=== Text ===
- The Washington Times - Saturday, August 5, 2006

CYNTHIA GRENIER

on Alexandre Dumas’

LE CHEVALIER DE

SAINTE-HERMINE

For the past year or so, France has been all a-flutter over the discovery of the last of the 646 works written by Alexandre Dumas, a novel no one has read — or indeed even known about — for over 137 years.

Twelve years ago, a Dumas scholar named Claude Schopp was browsing in the Bibliotheque Nationale through the microfilms of a 19th-century French literary newspaper the Universal Monitor when he stumbled upon a completely unknown novel, “The Chevalier de Sainte-Hermine,” signed by the author of “The Three Musketeers.”

Back then, novels were run as serials in weekly publications, sometimes, as was the case with this novel, never seeing print in hardback.

=== Data to examine ===

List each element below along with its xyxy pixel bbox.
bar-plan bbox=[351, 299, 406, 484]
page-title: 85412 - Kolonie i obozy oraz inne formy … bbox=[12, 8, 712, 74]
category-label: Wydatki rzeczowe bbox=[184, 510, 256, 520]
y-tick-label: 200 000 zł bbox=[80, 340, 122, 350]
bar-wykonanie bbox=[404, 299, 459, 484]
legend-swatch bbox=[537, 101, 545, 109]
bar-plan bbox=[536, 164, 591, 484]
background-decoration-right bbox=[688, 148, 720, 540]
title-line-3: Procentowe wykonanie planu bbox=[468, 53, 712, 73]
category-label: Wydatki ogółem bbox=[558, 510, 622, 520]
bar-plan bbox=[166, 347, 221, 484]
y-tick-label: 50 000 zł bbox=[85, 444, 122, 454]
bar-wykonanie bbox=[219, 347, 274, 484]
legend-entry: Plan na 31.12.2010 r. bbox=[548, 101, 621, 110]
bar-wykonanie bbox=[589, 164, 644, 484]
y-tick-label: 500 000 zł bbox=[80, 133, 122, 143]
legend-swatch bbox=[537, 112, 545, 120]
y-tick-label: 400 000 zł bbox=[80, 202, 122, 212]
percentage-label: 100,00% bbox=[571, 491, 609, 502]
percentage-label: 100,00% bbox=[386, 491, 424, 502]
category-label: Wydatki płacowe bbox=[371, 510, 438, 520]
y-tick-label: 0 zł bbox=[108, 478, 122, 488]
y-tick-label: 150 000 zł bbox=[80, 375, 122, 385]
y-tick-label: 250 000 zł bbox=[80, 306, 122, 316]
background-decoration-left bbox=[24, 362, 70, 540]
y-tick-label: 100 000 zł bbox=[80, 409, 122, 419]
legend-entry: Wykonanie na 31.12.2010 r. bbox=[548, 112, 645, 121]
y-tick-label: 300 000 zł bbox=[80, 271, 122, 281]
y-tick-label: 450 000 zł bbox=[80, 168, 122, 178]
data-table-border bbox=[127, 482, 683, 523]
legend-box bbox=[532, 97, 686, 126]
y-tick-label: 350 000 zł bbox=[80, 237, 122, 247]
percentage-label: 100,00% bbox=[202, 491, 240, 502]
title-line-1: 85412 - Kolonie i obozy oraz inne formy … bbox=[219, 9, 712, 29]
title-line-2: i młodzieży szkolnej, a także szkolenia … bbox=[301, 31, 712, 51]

=== Work to complete ===
Say whether each statement below agrees with the text about the Dumas novel, answering yes or no and quoting the text's deciding words for each. (a) Claude Schopp came upon the novel while looking through microfilms at the Bibliotheque Nationale. (b) The novel was printed in hardback soon after it ran as a serial. (c) The novel is the last of 646 works written by Dumas.

=== Expected output ===
(a) Yes: "was browsing in the Bibliotheque Nationale through the microfilms"
(b) No: "never seeing print in hardback"
(c) Yes: "the last of the 646 works written by Alexandre Dumas"